■ EXERCISE DESCRIPTION:
Show each line that has the string "CAERLEON" in it.

Extracts from a graphics dataset:
'''
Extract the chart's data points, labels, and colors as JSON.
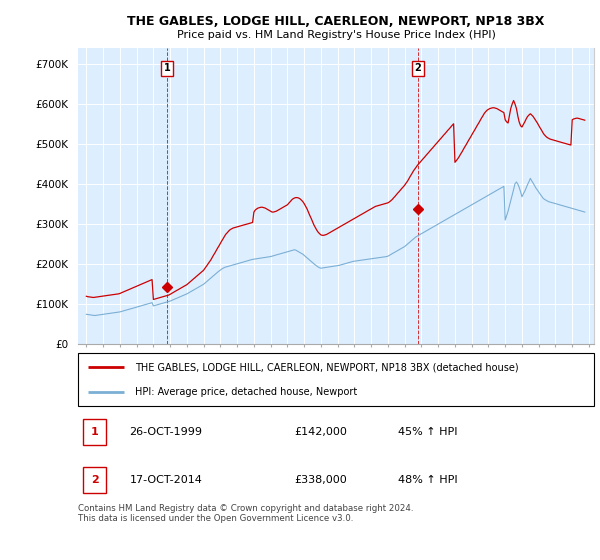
{
  "title": "THE GABLES, LODGE HILL, CAERLEON, NEWPORT, NP18 3BX",
  "subtitle": "Price paid vs. HM Land Registry's House Price Index (HPI)",
  "ylabel_ticks": [
    "£0",
    "£100K",
    "£200K",
    "£300K",
    "£400K",
    "£500K",
    "£600K",
    "£700K"
  ],
  "ytick_vals": [
    0,
    100000,
    200000,
    300000,
    400000,
    500000,
    600000,
    700000
  ],
  "ylim": [
    0,
    740000
  ],
  "xlim_start": 1994.5,
  "xlim_end": 2025.3,
  "house_color": "#cc0000",
  "hpi_color": "#7bafd4",
  "plot_bg_color": "#ddeeff",
  "background_color": "#ffffff",
  "grid_color": "#ffffff",
  "sale1_x": 1999.82,
  "sale1_y": 142000,
  "sale1_label": "1",
  "sale2_x": 2014.8,
  "sale2_y": 338000,
  "sale2_label": "2",
  "legend_house": "THE GABLES, LODGE HILL, CAERLEON, NEWPORT, NP18 3BX (detached house)",
  "legend_hpi": "HPI: Average price, detached house, Newport",
  "footnote": "Contains HM Land Registry data © Crown copyright and database right 2024.\nThis data is licensed under the Open Government Licence v3.0.",
  "hpi_data_x": [
    1995.0,
    1995.08,
    1995.17,
    1995.25,
    1995.33,
    1995.42,
    1995.5,
    1995.58,
    1995.67,
    1995.75,
    1995.83,
    1995.92,
    1996.0,
    1996.08,
    1996.17,
    1996.25,
    1996.33,
    1996.42,
    1996.5,
    1996.58,
    1996.67,
    1996.75,
    1996.83,
    1996.92,
    1997.0,
    1997.08,
    1997.17,
    1997.25,
    1997.33,
    1997.42,
    1997.5,
    1997.58,
    1997.67,
    1997.75,
    1997.83,
    1997.92,
    1998.0,
    1998.08,
    1998.17,
    1998.25,
    1998.33,
    1998.42,
    1998.5,
    1998.58,
    1998.67,
    1998.75,
    1998.83,
    1998.92,
    1999.0,
    1999.08,
    1999.17,
    1999.25,
    1999.33,
    1999.42,
    1999.5,
    1999.58,
    1999.67,
    1999.75,
    1999.83,
    1999.92,
    2000.0,
    2000.08,
    2000.17,
    2000.25,
    2000.33,
    2000.42,
    2000.5,
    2000.58,
    2000.67,
    2000.75,
    2000.83,
    2000.92,
    2001.0,
    2001.08,
    2001.17,
    2001.25,
    2001.33,
    2001.42,
    2001.5,
    2001.58,
    2001.67,
    2001.75,
    2001.83,
    2001.92,
    2002.0,
    2002.08,
    2002.17,
    2002.25,
    2002.33,
    2002.42,
    2002.5,
    2002.58,
    2002.67,
    2002.75,
    2002.83,
    2002.92,
    2003.0,
    2003.08,
    2003.17,
    2003.25,
    2003.33,
    2003.42,
    2003.5,
    2003.58,
    2003.67,
    2003.75,
    2003.83,
    2003.92,
    2004.0,
    2004.08,
    2004.17,
    2004.25,
    2004.33,
    2004.42,
    2004.5,
    2004.58,
    2004.67,
    2004.75,
    2004.83,
    2004.92,
    2005.0,
    2005.08,
    2005.17,
    2005.25,
    2005.33,
    2005.42,
    2005.5,
    2005.58,
    2005.67,
    2005.75,
    2005.83,
    2005.92,
    2006.0,
    2006.08,
    2006.17,
    2006.25,
    2006.33,
    2006.42,
    2006.5,
    2006.58,
    2006.67,
    2006.75,
    2006.83,
    2006.92,
    2007.0,
    2007.08,
    2007.17,
    2007.25,
    2007.33,
    2007.42,
    2007.5,
    2007.58,
    2007.67,
    2007.75,
    2007.83,
    2007.92,
    2008.0,
    2008.08,
    2008.17,
    2008.25,
    2008.33,
    2008.42,
    2008.5,
    2008.58,
    2008.67,
    2008.75,
    2008.83,
    2008.92,
    2009.0,
    2009.08,
    2009.17,
    2009.25,
    2009.33,
    2009.42,
    2009.5,
    2009.58,
    2009.67,
    2009.75,
    2009.83,
    2009.92,
    2010.0,
    2010.08,
    2010.17,
    2010.25,
    2010.33,
    2010.42,
    2010.5,
    2010.58,
    2010.67,
    2010.75,
    2010.83,
    2010.92,
    2011.0,
    2011.08,
    2011.17,
    2011.25,
    2011.33,
    2011.42,
    2011.5,
    2011.58,
    2011.67,
    2011.75,
    2011.83,
    2011.92,
    2012.0,
    2012.08,
    2012.17,
    2012.25,
    2012.33,
    2012.42,
    2012.5,
    2012.58,
    2012.67,
    2012.75,
    2012.83,
    2012.92,
    2013.0,
    2013.08,
    2013.17,
    2013.25,
    2013.33,
    2013.42,
    2013.5,
    2013.58,
    2013.67,
    2013.75,
    2013.83,
    2013.92,
    2014.0,
    2014.08,
    2014.17,
    2014.25,
    2014.33,
    2014.42,
    2014.5,
    2014.58,
    2014.67,
    2014.75,
    2014.83,
    2014.92,
    2015.0,
    2015.08,
    2015.17,
    2015.25,
    2015.33,
    2015.42,
    2015.5,
    2015.58,
    2015.67,
    2015.75,
    2015.83,
    2015.92,
    2016.0,
    2016.08,
    2016.17,
    2016.25,
    2016.33,
    2016.42,
    2016.5,
    2016.58,
    2016.67,
    2016.75,
    2016.83,
    2016.92,
    2017.0,
    2017.08,
    2017.17,
    2017.25,
    2017.33,
    2017.42,
    2017.5,
    2017.58,
    2017.67,
    2017.75,
    2017.83,
    2017.92,
    2018.0,
    2018.08,
    2018.17,
    2018.25,
    2018.33,
    2018.42,
    2018.5,
    2018.58,
    2018.67,
    2018.75,
    2018.83,
    2018.92,
    2019.0,
    2019.08,
    2019.17,
    2019.25,
    2019.33,
    2019.42,
    2019.5,
    2019.58,
    2019.67,
    2019.75,
    2019.83,
    2019.92,
    2020.0,
    2020.08,
    2020.17,
    2020.25,
    2020.33,
    2020.42,
    2020.5,
    2020.58,
    2020.67,
    2020.75,
    2020.83,
    2020.92,
    2021.0,
    2021.08,
    2021.17,
    2021.25,
    2021.33,
    2021.42,
    2021.5,
    2021.58,
    2021.67,
    2021.75,
    2021.83,
    2021.92,
    2022.0,
    2022.08,
    2022.17,
    2022.25,
    2022.33,
    2022.42,
    2022.5,
    2022.58,
    2022.67,
    2022.75,
    2022.83,
    2022.92,
    2023.0,
    2023.08,
    2023.17,
    2023.25,
    2023.33,
    2023.42,
    2023.5,
    2023.58,
    2023.67,
    2023.75,
    2023.83,
    2023.92,
    2024.0,
    2024.08,
    2024.17,
    2024.25,
    2024.33,
    2024.42,
    2024.5,
    2024.58,
    2024.67,
    2024.75
  ],
  "hpi_data_y": [
    75000,
    74500,
    74000,
    73500,
    73000,
    72500,
    72000,
    72500,
    73000,
    73500,
    74000,
    74500,
    75000,
    75500,
    76000,
    76500,
    77000,
    77500,
    78000,
    78500,
    79000,
    79500,
    80000,
    80500,
    81000,
    82000,
    83000,
    84000,
    85000,
    86000,
    87000,
    88000,
    89000,
    90000,
    91000,
    92000,
    93000,
    94000,
    95000,
    96000,
    97000,
    98000,
    99000,
    100000,
    101000,
    102000,
    103000,
    104000,
    96000,
    97000,
    98000,
    99000,
    100000,
    101000,
    102000,
    103000,
    104000,
    105000,
    106000,
    107000,
    108000,
    109500,
    111000,
    112500,
    114000,
    115500,
    117000,
    118500,
    120000,
    121500,
    123000,
    124500,
    126000,
    128000,
    130000,
    132000,
    134000,
    136000,
    138000,
    140000,
    142000,
    144000,
    146000,
    148000,
    150000,
    153000,
    156000,
    159000,
    162000,
    165000,
    168000,
    171000,
    174000,
    177000,
    180000,
    183000,
    186000,
    188000,
    190000,
    192000,
    193000,
    194000,
    195000,
    196000,
    197000,
    198000,
    199000,
    200000,
    201000,
    202000,
    203000,
    204000,
    205000,
    206000,
    207000,
    208000,
    209000,
    210000,
    211000,
    212000,
    212500,
    213000,
    213500,
    214000,
    214500,
    215000,
    215500,
    216000,
    216500,
    217000,
    217500,
    218000,
    219000,
    220000,
    221000,
    222000,
    223000,
    224000,
    225000,
    226000,
    227000,
    228000,
    229000,
    230000,
    231000,
    232000,
    233000,
    234000,
    235000,
    236000,
    235000,
    233000,
    231000,
    229000,
    227000,
    225000,
    222000,
    219000,
    216000,
    213000,
    210000,
    207000,
    204000,
    201000,
    198000,
    195000,
    193000,
    191000,
    190000,
    190500,
    191000,
    191500,
    192000,
    192500,
    193000,
    193500,
    194000,
    194500,
    195000,
    195500,
    196000,
    197000,
    198000,
    199000,
    200000,
    201000,
    202000,
    203000,
    204000,
    205000,
    206000,
    207000,
    207500,
    208000,
    208500,
    209000,
    209500,
    210000,
    210500,
    211000,
    211500,
    212000,
    212500,
    213000,
    213500,
    214000,
    214500,
    215000,
    215500,
    216000,
    216500,
    217000,
    217500,
    218000,
    218500,
    219000,
    220000,
    222000,
    224000,
    226000,
    228000,
    230000,
    232000,
    234000,
    236000,
    238000,
    240000,
    242000,
    244000,
    247000,
    250000,
    253000,
    256000,
    259000,
    262000,
    265000,
    268000,
    270000,
    272000,
    274000,
    276000,
    278000,
    280000,
    282000,
    284000,
    286000,
    288000,
    290000,
    292000,
    294000,
    296000,
    298000,
    300000,
    302000,
    304000,
    306000,
    308000,
    310000,
    312000,
    314000,
    316000,
    318000,
    320000,
    322000,
    324000,
    326000,
    328000,
    330000,
    332000,
    334000,
    336000,
    338000,
    340000,
    342000,
    344000,
    346000,
    348000,
    350000,
    352000,
    354000,
    356000,
    358000,
    360000,
    362000,
    364000,
    366000,
    368000,
    370000,
    372000,
    374000,
    376000,
    378000,
    380000,
    382000,
    384000,
    386000,
    388000,
    390000,
    392000,
    394000,
    310000,
    320000,
    332000,
    345000,
    358000,
    372000,
    386000,
    400000,
    405000,
    400000,
    392000,
    380000,
    368000,
    375000,
    382000,
    390000,
    398000,
    406000,
    414000,
    408000,
    402000,
    396000,
    390000,
    385000,
    380000,
    375000,
    370000,
    365000,
    362000,
    360000,
    358000,
    356000,
    355000,
    354000,
    353000,
    352000,
    351000,
    350000,
    349000,
    348000,
    347000,
    346000,
    345000,
    344000,
    343000,
    342000,
    341000,
    340000,
    339000,
    338000,
    337000,
    336000,
    335000,
    334000,
    333000,
    332000,
    331000,
    330000
  ],
  "house_data_x": [
    1995.0,
    1995.08,
    1995.17,
    1995.25,
    1995.33,
    1995.42,
    1995.5,
    1995.58,
    1995.67,
    1995.75,
    1995.83,
    1995.92,
    1996.0,
    1996.08,
    1996.17,
    1996.25,
    1996.33,
    1996.42,
    1996.5,
    1996.58,
    1996.67,
    1996.75,
    1996.83,
    1996.92,
    1997.0,
    1997.08,
    1997.17,
    1997.25,
    1997.33,
    1997.42,
    1997.5,
    1997.58,
    1997.67,
    1997.75,
    1997.83,
    1997.92,
    1998.0,
    1998.08,
    1998.17,
    1998.25,
    1998.33,
    1998.42,
    1998.5,
    1998.58,
    1998.67,
    1998.75,
    1998.83,
    1998.92,
    1999.0,
    1999.08,
    1999.17,
    1999.25,
    1999.33,
    1999.42,
    1999.5,
    1999.58,
    1999.67,
    1999.75,
    1999.83,
    1999.92,
    2000.0,
    2000.08,
    2000.17,
    2000.25,
    2000.33,
    2000.42,
    2000.5,
    2000.58,
    2000.67,
    2000.75,
    2000.83,
    2000.92,
    2001.0,
    2001.08,
    2001.17,
    2001.25,
    2001.33,
    2001.42,
    2001.5,
    2001.58,
    2001.67,
    2001.75,
    2001.83,
    2001.92,
    2002.0,
    2002.08,
    2002.17,
    2002.25,
    2002.33,
    2002.42,
    2002.5,
    2002.58,
    2002.67,
    2002.75,
    2002.83,
    2002.92,
    2003.0,
    2003.08,
    2003.17,
    2003.25,
    2003.33,
    2003.42,
    2003.5,
    2003.58,
    2003.67,
    2003.75,
    2003.83,
    2003.92,
    2004.0,
    2004.08,
    2004.17,
    2004.25,
    2004.33,
    2004.42,
    2004.5,
    2004.58,
    2004.67,
    2004.75,
    2004.83,
    2004.92,
    2005.0,
    2005.08,
    2005.17,
    2005.25,
    2005.33,
    2005.42,
    2005.5,
    2005.58,
    2005.67,
    2005.75,
    2005.83,
    2005.92,
    2006.0,
    2006.08,
    2006.17,
    2006.25,
    2006.33,
    2006.42,
    2006.5,
    2006.58,
    2006.67,
    2006.75,
    2006.83,
    2006.92,
    2007.0,
    2007.08,
    2007.17,
    2007.25,
    2007.33,
    2007.42,
    2007.5,
    2007.58,
    2007.67,
    2007.75,
    2007.83,
    2007.92,
    2008.0,
    2008.08,
    2008.17,
    2008.25,
    2008.33,
    2008.42,
    2008.5,
    2008.58,
    2008.67,
    2008.75,
    2008.83,
    2008.92,
    2009.0,
    2009.08,
    2009.17,
    2009.25,
    2009.33,
    2009.42,
    2009.5,
    2009.58,
    2009.67,
    2009.75,
    2009.83,
    2009.92,
    2010.0,
    2010.08,
    2010.17,
    2010.25,
    2010.33,
    2010.42,
    2010.5,
    2010.58,
    2010.67,
    2010.75,
    2010.83,
    2010.92,
    2011.0,
    2011.08,
    2011.17,
    2011.25,
    2011.33,
    2011.42,
    2011.5,
    2011.58,
    2011.67,
    2011.75,
    2011.83,
    2011.92,
    2012.0,
    2012.08,
    2012.17,
    2012.25,
    2012.33,
    2012.42,
    2012.5,
    2012.58,
    2012.67,
    2012.75,
    2012.83,
    2012.92,
    2013.0,
    2013.08,
    2013.17,
    2013.25,
    2013.33,
    2013.42,
    2013.5,
    2013.58,
    2013.67,
    2013.75,
    2013.83,
    2013.92,
    2014.0,
    2014.08,
    2014.17,
    2014.25,
    2014.33,
    2014.42,
    2014.5,
    2014.58,
    2014.67,
    2014.75,
    2014.83,
    2014.92,
    2015.0,
    2015.08,
    2015.17,
    2015.25,
    2015.33,
    2015.42,
    2015.5,
    2015.58,
    2015.67,
    2015.75,
    2015.83,
    2015.92,
    2016.0,
    2016.08,
    2016.17,
    2016.25,
    2016.33,
    2016.42,
    2016.5,
    2016.58,
    2016.67,
    2016.75,
    2016.83,
    2016.92,
    2017.0,
    2017.08,
    2017.17,
    2017.25,
    2017.33,
    2017.42,
    2017.5,
    2017.58,
    2017.67,
    2017.75,
    2017.83,
    2017.92,
    2018.0,
    2018.08,
    2018.17,
    2018.25,
    2018.33,
    2018.42,
    2018.5,
    2018.58,
    2018.67,
    2018.75,
    2018.83,
    2018.92,
    2019.0,
    2019.08,
    2019.17,
    2019.25,
    2019.33,
    2019.42,
    2019.5,
    2019.58,
    2019.67,
    2019.75,
    2019.83,
    2019.92,
    2020.0,
    2020.08,
    2020.17,
    2020.25,
    2020.33,
    2020.42,
    2020.5,
    2020.58,
    2020.67,
    2020.75,
    2020.83,
    2020.92,
    2021.0,
    2021.08,
    2021.17,
    2021.25,
    2021.33,
    2021.42,
    2021.5,
    2021.58,
    2021.67,
    2021.75,
    2021.83,
    2021.92,
    2022.0,
    2022.08,
    2022.17,
    2022.25,
    2022.33,
    2022.42,
    2022.5,
    2022.58,
    2022.67,
    2022.75,
    2022.83,
    2022.92,
    2023.0,
    2023.08,
    2023.17,
    2023.25,
    2023.33,
    2023.42,
    2023.5,
    2023.58,
    2023.67,
    2023.75,
    2023.83,
    2023.92,
    2024.0,
    2024.08,
    2024.17,
    2024.25,
    2024.33,
    2024.42,
    2024.5,
    2024.58,
    2024.67,
    2024.75
  ],
  "house_data_y": [
    120000,
    119000,
    118500,
    118000,
    117500,
    117000,
    117500,
    118000,
    118500,
    119000,
    119500,
    120000,
    120500,
    121000,
    121500,
    122000,
    122500,
    123000,
    123500,
    124000,
    124500,
    125000,
    125500,
    126000,
    127000,
    128500,
    130000,
    131500,
    133000,
    134500,
    136000,
    137500,
    139000,
    140500,
    142000,
    143500,
    145000,
    146500,
    148000,
    149500,
    151000,
    152500,
    154000,
    155500,
    157000,
    158500,
    160000,
    161500,
    112000,
    113000,
    114000,
    115000,
    116000,
    117000,
    118000,
    119000,
    120000,
    121000,
    122000,
    123000,
    125000,
    127000,
    129000,
    131000,
    133000,
    135000,
    137000,
    139000,
    141000,
    143000,
    145000,
    147000,
    149000,
    152000,
    155000,
    158000,
    161000,
    164000,
    167000,
    170000,
    173000,
    176000,
    179000,
    182000,
    185000,
    190000,
    195000,
    200000,
    205000,
    210000,
    216000,
    222000,
    228000,
    234000,
    240000,
    246000,
    252000,
    258000,
    264000,
    270000,
    275000,
    279000,
    283000,
    286000,
    288000,
    290000,
    291000,
    292000,
    293000,
    294000,
    295000,
    296000,
    297000,
    298000,
    299000,
    300000,
    301000,
    302000,
    303000,
    304000,
    330000,
    335000,
    338000,
    340000,
    341000,
    342000,
    342000,
    341000,
    340000,
    338000,
    336000,
    334000,
    332000,
    330000,
    330000,
    331000,
    332000,
    334000,
    336000,
    338000,
    340000,
    342000,
    344000,
    346000,
    348000,
    352000,
    356000,
    360000,
    363000,
    365000,
    366000,
    366000,
    365000,
    363000,
    360000,
    356000,
    351000,
    345000,
    338000,
    330000,
    322000,
    314000,
    306000,
    298000,
    291000,
    285000,
    280000,
    276000,
    273000,
    272000,
    272000,
    273000,
    274000,
    276000,
    278000,
    280000,
    282000,
    284000,
    286000,
    288000,
    290000,
    292000,
    294000,
    296000,
    298000,
    300000,
    302000,
    304000,
    306000,
    308000,
    310000,
    312000,
    314000,
    316000,
    318000,
    320000,
    322000,
    324000,
    326000,
    328000,
    330000,
    332000,
    334000,
    336000,
    338000,
    340000,
    342000,
    344000,
    345000,
    346000,
    347000,
    348000,
    349000,
    350000,
    351000,
    352000,
    353000,
    355000,
    358000,
    361000,
    365000,
    369000,
    373000,
    377000,
    381000,
    385000,
    389000,
    393000,
    397000,
    402000,
    407000,
    413000,
    419000,
    425000,
    431000,
    436000,
    441000,
    446000,
    450000,
    454000,
    458000,
    462000,
    466000,
    470000,
    474000,
    478000,
    482000,
    486000,
    490000,
    494000,
    498000,
    502000,
    506000,
    510000,
    514000,
    518000,
    522000,
    526000,
    530000,
    534000,
    538000,
    542000,
    546000,
    550000,
    454000,
    458000,
    463000,
    468000,
    474000,
    480000,
    486000,
    492000,
    498000,
    504000,
    510000,
    516000,
    522000,
    528000,
    534000,
    540000,
    546000,
    552000,
    558000,
    564000,
    570000,
    576000,
    580000,
    584000,
    586000,
    588000,
    589000,
    590000,
    590000,
    589000,
    588000,
    586000,
    584000,
    582000,
    580000,
    578000,
    560000,
    555000,
    552000,
    570000,
    588000,
    600000,
    608000,
    600000,
    588000,
    570000,
    555000,
    545000,
    542000,
    548000,
    555000,
    562000,
    568000,
    572000,
    575000,
    572000,
    568000,
    563000,
    558000,
    552000,
    546000,
    540000,
    534000,
    528000,
    523000,
    519000,
    516000,
    514000,
    512000,
    511000,
    510000,
    509000,
    508000,
    507000,
    506000,
    505000,
    504000,
    503000,
    502000,
    501000,
    500000,
    499000,
    498000,
    497000,
    560000,
    562000,
    563000,
    564000,
    564000,
    563000,
    562000,
    561000,
    560000,
    559000
  ]
}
'''
■ COMPLETE ANSWER:
  "title": "THE GABLES, LODGE HILL, CAERLEON, NEWPORT, NP18 3BX",
  "legend_house": "THE GABLES, LODGE HILL, CAERLEON, NEWPORT, NP18 3BX (detached house)",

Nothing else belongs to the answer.